- _Task description_: Every record below should be printed exactly as given.

- _Extracted entries_:

>>

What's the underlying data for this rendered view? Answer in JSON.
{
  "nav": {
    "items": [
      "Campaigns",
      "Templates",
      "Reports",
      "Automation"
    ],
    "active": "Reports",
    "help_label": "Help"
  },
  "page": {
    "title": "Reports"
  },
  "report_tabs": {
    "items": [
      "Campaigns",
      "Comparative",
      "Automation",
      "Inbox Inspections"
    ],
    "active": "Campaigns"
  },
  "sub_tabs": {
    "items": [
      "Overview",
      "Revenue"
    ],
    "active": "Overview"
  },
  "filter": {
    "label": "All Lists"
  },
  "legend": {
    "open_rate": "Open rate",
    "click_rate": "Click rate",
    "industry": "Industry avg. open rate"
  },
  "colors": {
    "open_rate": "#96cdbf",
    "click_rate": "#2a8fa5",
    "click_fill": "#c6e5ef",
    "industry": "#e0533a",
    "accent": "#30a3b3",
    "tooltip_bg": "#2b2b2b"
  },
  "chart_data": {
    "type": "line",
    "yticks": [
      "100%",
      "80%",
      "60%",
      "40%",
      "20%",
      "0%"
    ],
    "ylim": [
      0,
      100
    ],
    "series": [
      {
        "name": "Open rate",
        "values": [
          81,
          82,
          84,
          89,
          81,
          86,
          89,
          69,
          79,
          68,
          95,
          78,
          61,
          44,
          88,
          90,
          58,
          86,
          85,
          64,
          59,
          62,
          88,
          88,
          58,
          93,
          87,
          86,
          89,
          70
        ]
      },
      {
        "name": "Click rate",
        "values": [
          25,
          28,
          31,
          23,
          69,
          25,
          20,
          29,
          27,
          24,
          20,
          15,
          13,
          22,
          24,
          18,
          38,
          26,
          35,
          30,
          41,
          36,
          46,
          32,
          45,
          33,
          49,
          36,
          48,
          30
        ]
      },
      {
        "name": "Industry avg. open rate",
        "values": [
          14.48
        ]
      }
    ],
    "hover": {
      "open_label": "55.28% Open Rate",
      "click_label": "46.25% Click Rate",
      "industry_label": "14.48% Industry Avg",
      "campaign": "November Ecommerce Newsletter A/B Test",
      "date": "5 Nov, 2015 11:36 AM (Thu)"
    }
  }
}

<<

- _Completed task_:
What's the underlying data for this rendered view? Answer in JSON.
{
  "nav": {
    "items": [
      "Campaigns",
      "Templates",
      "Reports",
      "Automation"
    ],
    "active": "Reports",
    "help_label": "Help"
  },
  "page": {
    "title": "Reports"
  },
  "report_tabs": {
    "items": [
      "Campaigns",
      "Comparative",
      "Automation",
      "Inbox Inspections"
    ],
    "active": "Campaigns"
  },
  "sub_tabs": {
    "items": [
      "Overview",
      "Revenue"
    ],
    "active": "Overview"
  },
  "filter": {
    "label": "All Lists"
  },
  "legend": {
    "open_rate": "Open rate",
    "click_rate": "Click rate",
    "industry": "Industry avg. open rate"
  },
  "colors": {
    "open_rate": "#96cdbf",
    "click_rate": "#2a8fa5",
    "click_fill": "#c6e5ef",
    "industry": "#e0533a",
    "accent": "#30a3b3",
    "tooltip_bg": "#2b2b2b"
  },
  "chart_data": {
    "type": "line",
    "yticks": [
      "100%",
      "80%",
      "60%",
      "40%",
      "20%",
      "0%"
    ],
    "ylim": [
      0,
      100
    ],
    "series": [
      {
        "name": "Open rate",
        "values": [
          81,
          82,
          84,
          89,
          81,
          86,
          89,
          69,
          79,
          68,
          95,
          78,
          61,
          44,
          88,
          90,
          58,
          86,
          85,
          64,
          59,
          62,
          88,
          88,
          58,
          93,
          87,
          86,
          89,
          70
        ]
      },
      {
        "name": "Click rate",
        "values": [
          25,
          28,
          31,
          23,
          69,
          25,
          20,
          29,
          27,
          24,
          20,
          15,
          13,
          22,
          24,
          18,
          38,
          26,
          35,
          30,
          41,
          36,
          46,
          32,
          45,
          33,
          49,
          36,
          48,
          30
        ]
      },
      {
        "name": "Industry avg. open rate",
        "values": [
          14.48
        ]
      }
    ],
    "hover": {
      "open_label": "55.28% Open Rate",
      "click_label": "46.25% Click Rate",
      "industry_label": "14.48% Industry Avg",
      "campaign": "November Ecommerce Newsletter A/B Test",
      "date": "5 Nov, 2015 11:36 AM (Thu)"
    }
  }
}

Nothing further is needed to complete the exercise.